Short exercise: Scan the material below for the string "объркате", and copy every line where it shows up.

Records for processing:
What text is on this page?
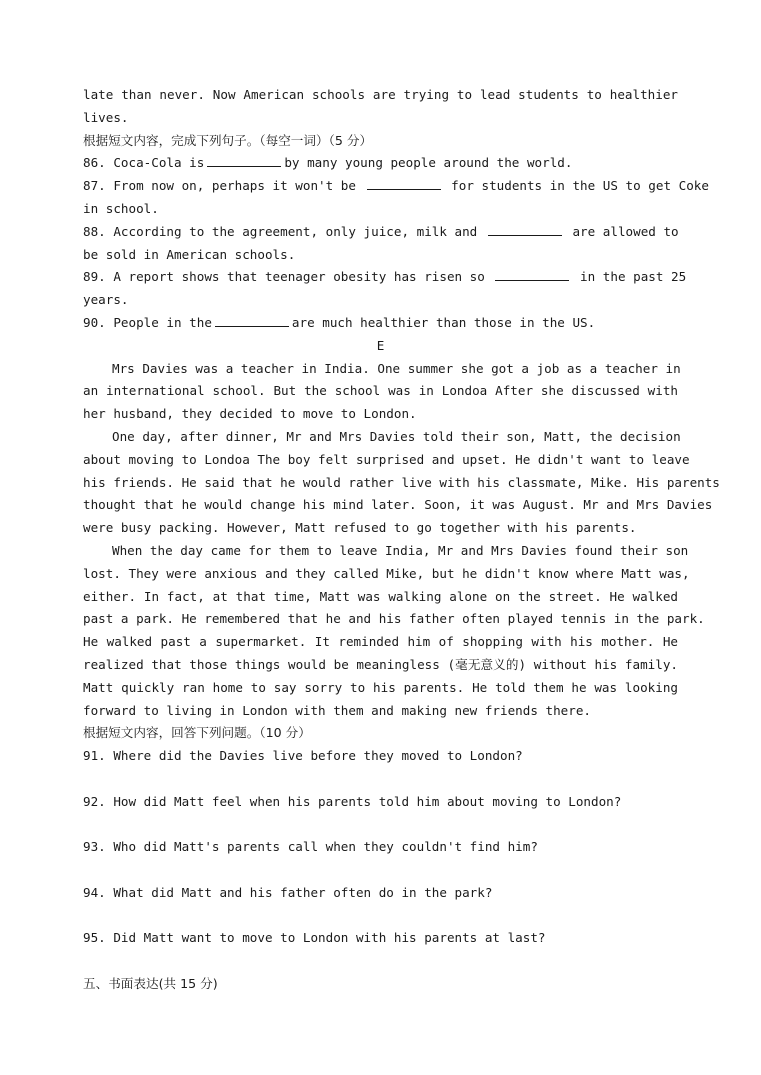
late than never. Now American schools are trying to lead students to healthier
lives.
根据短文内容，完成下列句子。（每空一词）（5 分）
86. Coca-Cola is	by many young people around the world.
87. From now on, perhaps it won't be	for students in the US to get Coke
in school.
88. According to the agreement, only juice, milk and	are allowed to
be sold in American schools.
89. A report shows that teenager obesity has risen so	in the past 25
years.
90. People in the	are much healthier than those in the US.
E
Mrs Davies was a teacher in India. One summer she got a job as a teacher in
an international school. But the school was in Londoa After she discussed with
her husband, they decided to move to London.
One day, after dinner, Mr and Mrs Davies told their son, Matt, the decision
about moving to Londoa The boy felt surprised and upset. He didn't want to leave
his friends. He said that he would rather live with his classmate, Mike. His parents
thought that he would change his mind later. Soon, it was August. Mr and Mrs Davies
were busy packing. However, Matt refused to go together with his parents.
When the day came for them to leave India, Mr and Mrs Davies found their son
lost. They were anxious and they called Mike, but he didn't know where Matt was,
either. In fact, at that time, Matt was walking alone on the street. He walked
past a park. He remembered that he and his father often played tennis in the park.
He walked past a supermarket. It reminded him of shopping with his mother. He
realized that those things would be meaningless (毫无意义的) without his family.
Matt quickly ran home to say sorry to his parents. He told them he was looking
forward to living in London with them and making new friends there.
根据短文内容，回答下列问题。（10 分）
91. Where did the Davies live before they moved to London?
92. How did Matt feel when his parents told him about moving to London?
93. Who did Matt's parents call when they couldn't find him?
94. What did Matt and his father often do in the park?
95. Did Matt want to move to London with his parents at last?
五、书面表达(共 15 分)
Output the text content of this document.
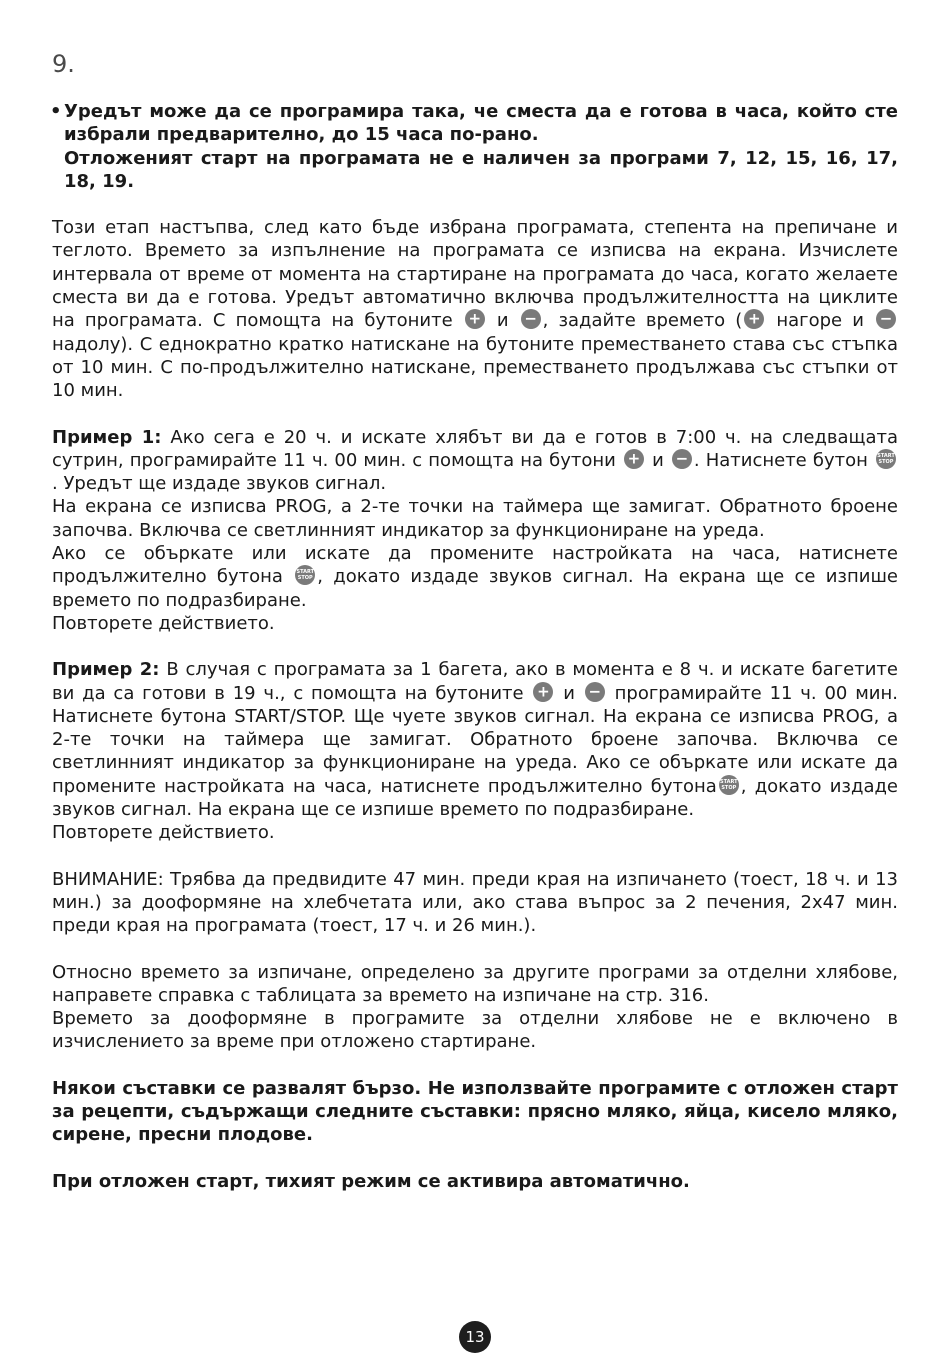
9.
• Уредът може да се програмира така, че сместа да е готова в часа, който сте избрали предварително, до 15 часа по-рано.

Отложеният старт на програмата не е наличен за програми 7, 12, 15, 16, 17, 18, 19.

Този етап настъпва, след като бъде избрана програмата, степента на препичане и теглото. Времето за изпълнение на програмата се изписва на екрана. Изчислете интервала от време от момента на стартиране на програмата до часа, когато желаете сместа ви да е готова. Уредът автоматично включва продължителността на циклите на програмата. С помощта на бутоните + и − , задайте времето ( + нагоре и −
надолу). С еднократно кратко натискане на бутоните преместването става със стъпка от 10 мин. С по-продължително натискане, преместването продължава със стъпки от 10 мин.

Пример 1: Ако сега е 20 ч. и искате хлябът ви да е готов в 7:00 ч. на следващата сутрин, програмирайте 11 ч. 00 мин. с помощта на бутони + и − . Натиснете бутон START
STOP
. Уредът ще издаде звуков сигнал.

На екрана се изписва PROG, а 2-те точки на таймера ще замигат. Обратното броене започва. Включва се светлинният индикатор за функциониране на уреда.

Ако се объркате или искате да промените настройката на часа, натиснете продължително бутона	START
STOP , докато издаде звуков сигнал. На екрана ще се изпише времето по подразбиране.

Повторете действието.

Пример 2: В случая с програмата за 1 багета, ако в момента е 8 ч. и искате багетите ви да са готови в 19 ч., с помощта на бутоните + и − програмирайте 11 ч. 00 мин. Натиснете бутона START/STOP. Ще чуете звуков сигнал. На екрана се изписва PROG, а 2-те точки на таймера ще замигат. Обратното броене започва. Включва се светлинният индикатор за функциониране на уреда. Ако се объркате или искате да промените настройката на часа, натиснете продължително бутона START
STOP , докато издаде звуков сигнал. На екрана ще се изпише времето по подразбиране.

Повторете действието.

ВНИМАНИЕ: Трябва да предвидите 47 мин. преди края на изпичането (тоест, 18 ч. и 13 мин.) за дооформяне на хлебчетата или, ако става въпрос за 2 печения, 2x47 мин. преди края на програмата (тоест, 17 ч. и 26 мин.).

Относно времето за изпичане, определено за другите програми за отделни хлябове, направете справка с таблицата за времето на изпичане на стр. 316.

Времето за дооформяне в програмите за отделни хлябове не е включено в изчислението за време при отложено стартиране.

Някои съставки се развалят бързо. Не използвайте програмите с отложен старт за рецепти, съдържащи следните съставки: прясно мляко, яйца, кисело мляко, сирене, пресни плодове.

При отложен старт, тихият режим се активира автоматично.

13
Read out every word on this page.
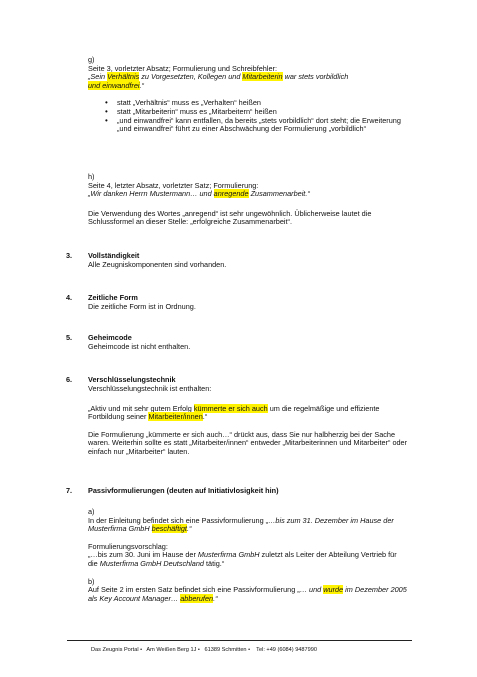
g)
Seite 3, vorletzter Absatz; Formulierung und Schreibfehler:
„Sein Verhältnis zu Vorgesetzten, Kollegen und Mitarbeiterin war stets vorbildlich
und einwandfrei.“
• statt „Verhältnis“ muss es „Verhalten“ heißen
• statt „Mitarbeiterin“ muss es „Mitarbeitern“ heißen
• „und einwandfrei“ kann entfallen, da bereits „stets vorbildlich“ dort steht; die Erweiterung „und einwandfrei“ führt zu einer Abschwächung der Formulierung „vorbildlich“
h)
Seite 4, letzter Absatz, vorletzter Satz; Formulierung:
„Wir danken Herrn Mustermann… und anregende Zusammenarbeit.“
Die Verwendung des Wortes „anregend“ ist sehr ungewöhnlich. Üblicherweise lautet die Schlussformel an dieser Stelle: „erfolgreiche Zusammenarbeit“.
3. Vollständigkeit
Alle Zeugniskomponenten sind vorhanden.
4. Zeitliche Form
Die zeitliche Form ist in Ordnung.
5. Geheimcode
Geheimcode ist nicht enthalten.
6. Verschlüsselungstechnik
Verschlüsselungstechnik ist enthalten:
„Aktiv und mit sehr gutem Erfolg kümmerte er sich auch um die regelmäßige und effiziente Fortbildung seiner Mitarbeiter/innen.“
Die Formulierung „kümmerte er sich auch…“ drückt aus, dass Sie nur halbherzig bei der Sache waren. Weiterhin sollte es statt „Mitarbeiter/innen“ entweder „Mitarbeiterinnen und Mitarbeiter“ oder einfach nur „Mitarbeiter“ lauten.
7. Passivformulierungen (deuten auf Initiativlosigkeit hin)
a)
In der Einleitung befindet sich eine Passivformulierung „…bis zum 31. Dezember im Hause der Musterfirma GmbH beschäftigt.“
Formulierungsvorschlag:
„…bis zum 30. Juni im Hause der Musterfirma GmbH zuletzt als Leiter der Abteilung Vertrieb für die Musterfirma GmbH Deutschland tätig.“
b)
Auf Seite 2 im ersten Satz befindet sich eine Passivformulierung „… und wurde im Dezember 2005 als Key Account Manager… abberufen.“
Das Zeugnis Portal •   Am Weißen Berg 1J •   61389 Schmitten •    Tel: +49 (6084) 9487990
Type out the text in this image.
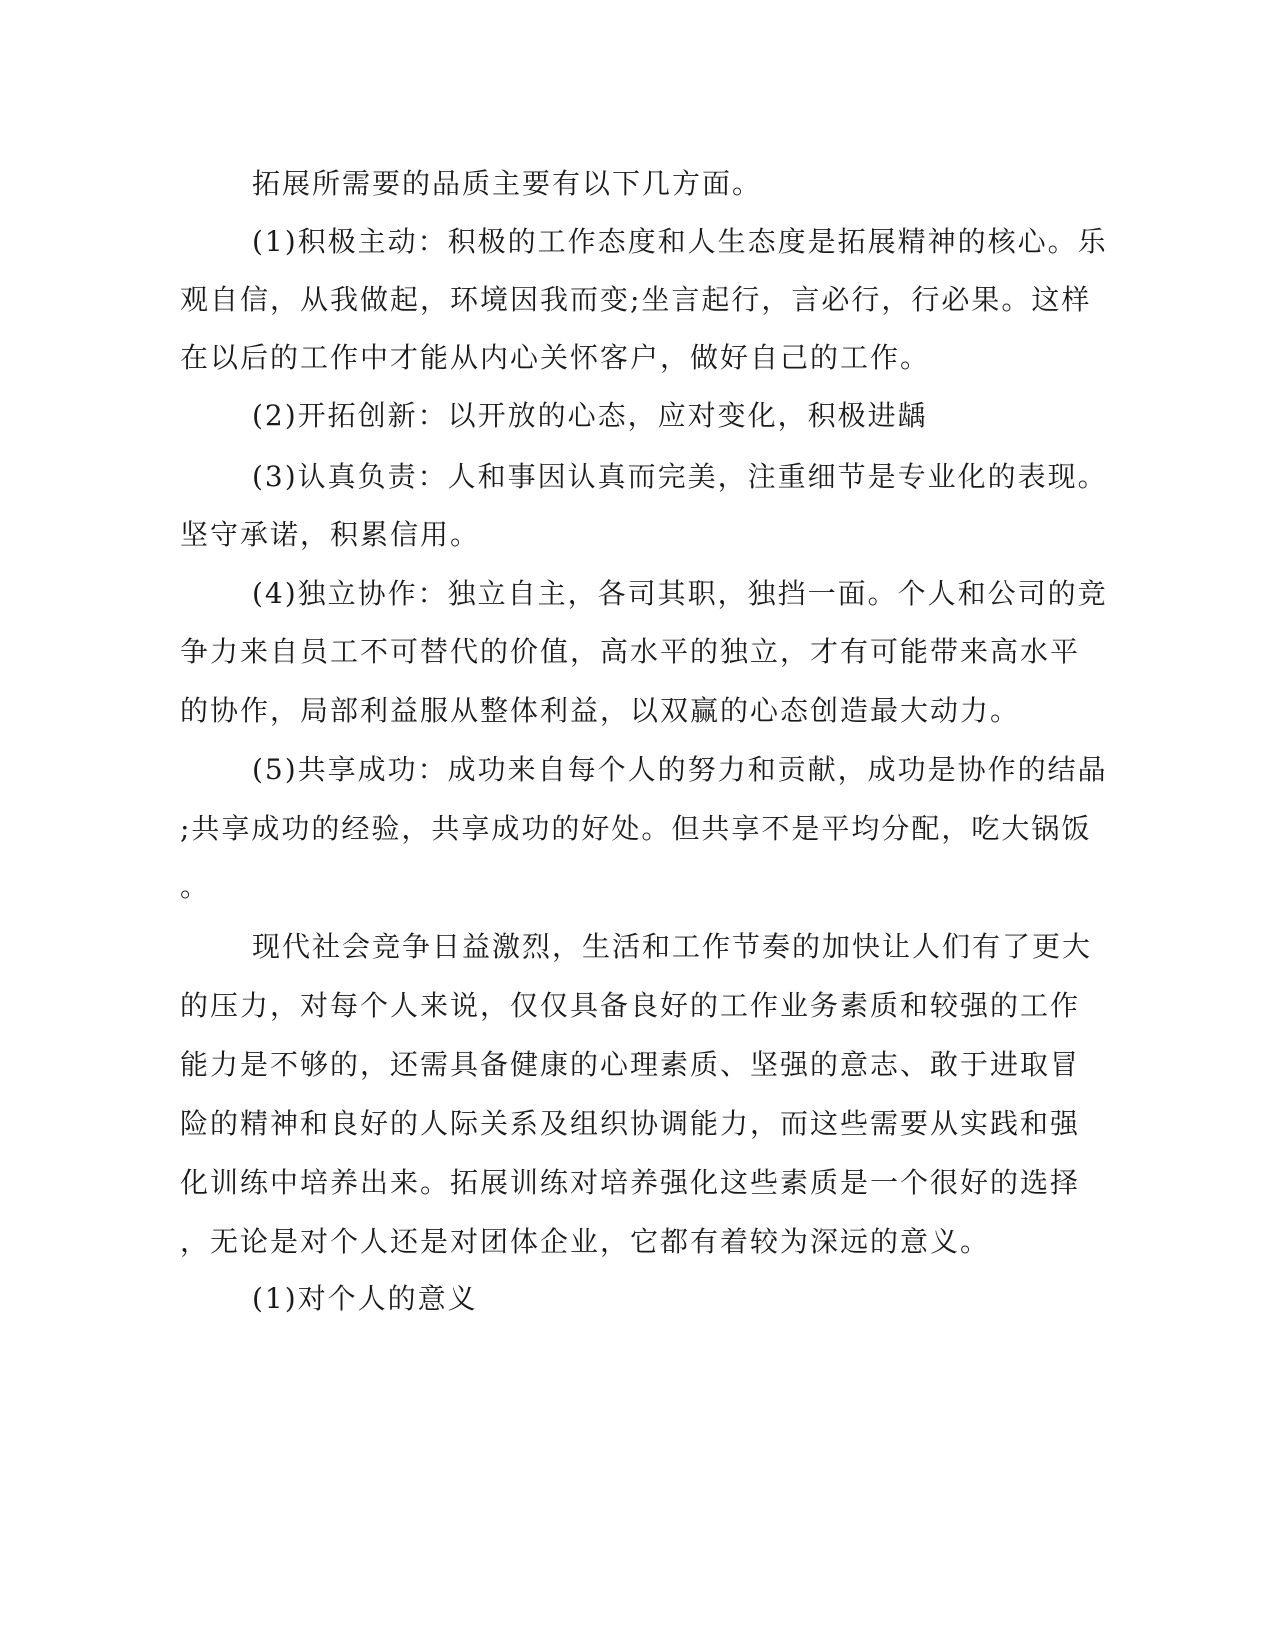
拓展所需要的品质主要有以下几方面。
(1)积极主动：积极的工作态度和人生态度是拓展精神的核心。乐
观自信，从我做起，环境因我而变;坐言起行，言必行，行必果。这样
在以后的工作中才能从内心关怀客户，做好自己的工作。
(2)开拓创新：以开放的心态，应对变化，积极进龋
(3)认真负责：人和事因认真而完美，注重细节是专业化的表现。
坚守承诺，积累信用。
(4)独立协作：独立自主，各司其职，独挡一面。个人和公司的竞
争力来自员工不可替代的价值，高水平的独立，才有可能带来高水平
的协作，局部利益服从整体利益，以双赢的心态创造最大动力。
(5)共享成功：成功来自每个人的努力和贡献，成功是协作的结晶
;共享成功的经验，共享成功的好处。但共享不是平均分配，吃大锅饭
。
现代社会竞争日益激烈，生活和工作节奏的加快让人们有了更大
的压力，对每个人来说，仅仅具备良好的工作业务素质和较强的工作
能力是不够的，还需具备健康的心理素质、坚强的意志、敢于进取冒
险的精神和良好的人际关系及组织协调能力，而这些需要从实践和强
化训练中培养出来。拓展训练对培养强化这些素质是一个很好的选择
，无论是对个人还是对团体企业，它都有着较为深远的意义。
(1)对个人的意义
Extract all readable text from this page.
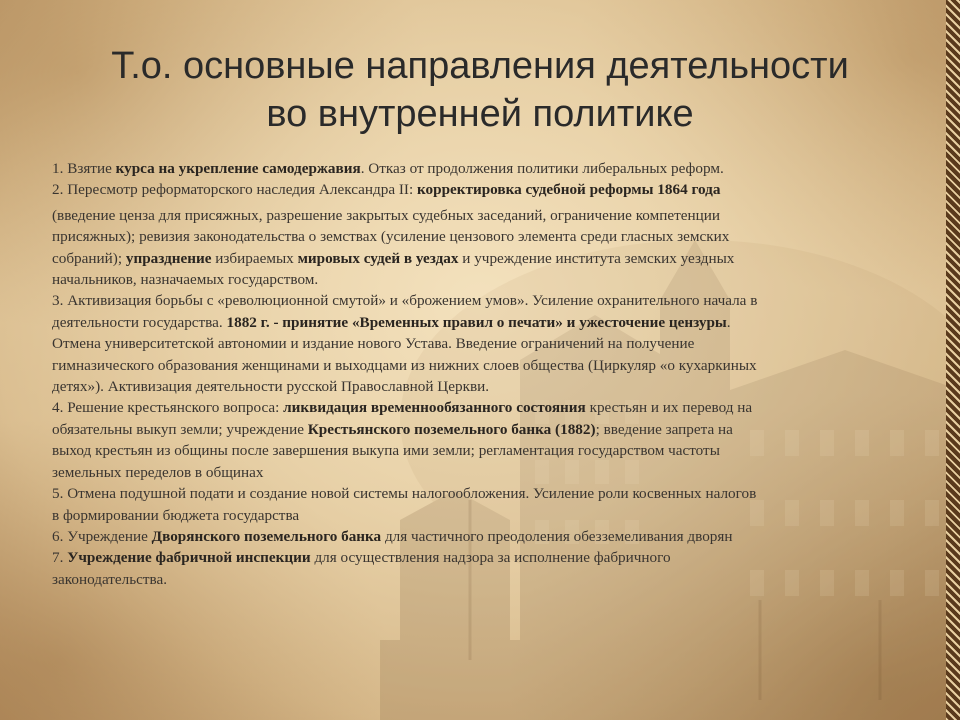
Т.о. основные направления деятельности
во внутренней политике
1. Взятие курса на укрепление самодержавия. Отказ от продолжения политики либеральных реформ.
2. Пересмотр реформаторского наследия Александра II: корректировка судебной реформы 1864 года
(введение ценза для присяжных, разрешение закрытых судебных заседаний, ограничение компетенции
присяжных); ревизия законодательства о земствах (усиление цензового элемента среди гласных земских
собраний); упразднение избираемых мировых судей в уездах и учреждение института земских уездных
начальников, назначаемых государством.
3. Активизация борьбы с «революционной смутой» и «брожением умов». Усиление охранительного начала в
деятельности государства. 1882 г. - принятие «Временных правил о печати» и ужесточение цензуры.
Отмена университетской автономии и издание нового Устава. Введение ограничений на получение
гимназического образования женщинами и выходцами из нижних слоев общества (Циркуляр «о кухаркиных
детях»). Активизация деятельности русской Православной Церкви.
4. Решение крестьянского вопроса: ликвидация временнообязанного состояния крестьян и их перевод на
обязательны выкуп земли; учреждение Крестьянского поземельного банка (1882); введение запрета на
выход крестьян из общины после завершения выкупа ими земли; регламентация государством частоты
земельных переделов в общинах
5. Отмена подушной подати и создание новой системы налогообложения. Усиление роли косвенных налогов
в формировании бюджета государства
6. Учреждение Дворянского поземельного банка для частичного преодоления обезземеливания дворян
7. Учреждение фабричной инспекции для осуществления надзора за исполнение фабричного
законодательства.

Solution:
Ако се объркате или искате да промените настройката на часа, натиснете продължително бутона	START
Пример 2: В случая с програмата за 1 багета, ако в момента е 8 ч. и искате багетите ви да са готови в 19 ч., с помощта на бутоните + и − програмирайте 11 ч. 00 мин. Натиснете бутона START/STOP. Ще чуете звуков сигнал. На екрана се изписва PROG, а 2-те точки на таймера ще замигат. Обратното броене започва. Включва се светлинният индикатор за функциониране на уреда. Ако се объркате или искате да промените настройката на часа, натиснете продължително бутона START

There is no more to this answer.